### What you are asked to do
Identify and pull out each line of the entries in which "Wizard" occurs.

· · ·

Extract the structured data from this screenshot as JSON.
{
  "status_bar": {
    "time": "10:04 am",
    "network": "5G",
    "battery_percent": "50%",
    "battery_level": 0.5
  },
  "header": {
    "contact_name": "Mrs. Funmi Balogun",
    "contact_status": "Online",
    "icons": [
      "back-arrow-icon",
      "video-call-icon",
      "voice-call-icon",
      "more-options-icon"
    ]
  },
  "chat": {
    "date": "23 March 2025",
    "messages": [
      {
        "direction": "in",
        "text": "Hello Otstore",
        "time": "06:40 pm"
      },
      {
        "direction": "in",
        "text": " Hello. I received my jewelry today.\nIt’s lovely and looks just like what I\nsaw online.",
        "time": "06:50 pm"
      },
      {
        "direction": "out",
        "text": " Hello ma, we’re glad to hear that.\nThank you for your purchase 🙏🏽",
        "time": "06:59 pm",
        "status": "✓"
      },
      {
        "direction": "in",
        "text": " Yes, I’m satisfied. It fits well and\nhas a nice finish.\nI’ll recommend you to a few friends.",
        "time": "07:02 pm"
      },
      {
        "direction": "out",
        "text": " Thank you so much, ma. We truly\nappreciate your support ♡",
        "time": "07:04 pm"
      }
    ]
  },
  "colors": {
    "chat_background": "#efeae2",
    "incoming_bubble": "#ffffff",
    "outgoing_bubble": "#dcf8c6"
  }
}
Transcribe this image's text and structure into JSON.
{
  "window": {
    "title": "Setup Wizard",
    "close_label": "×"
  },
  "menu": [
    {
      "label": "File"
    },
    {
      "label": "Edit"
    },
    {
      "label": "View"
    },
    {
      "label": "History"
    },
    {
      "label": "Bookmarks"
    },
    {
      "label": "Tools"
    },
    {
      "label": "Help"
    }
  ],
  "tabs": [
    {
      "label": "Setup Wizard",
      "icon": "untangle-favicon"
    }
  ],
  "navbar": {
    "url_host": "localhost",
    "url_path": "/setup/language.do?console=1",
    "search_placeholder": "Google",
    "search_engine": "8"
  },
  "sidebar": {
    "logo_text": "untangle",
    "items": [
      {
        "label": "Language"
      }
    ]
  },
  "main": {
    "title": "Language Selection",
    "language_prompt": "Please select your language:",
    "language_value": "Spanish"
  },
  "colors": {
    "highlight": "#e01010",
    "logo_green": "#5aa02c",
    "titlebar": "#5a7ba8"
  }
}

· · ·

### Final result
    "title": "Setup Wizard",
      "label": "Setup Wizard",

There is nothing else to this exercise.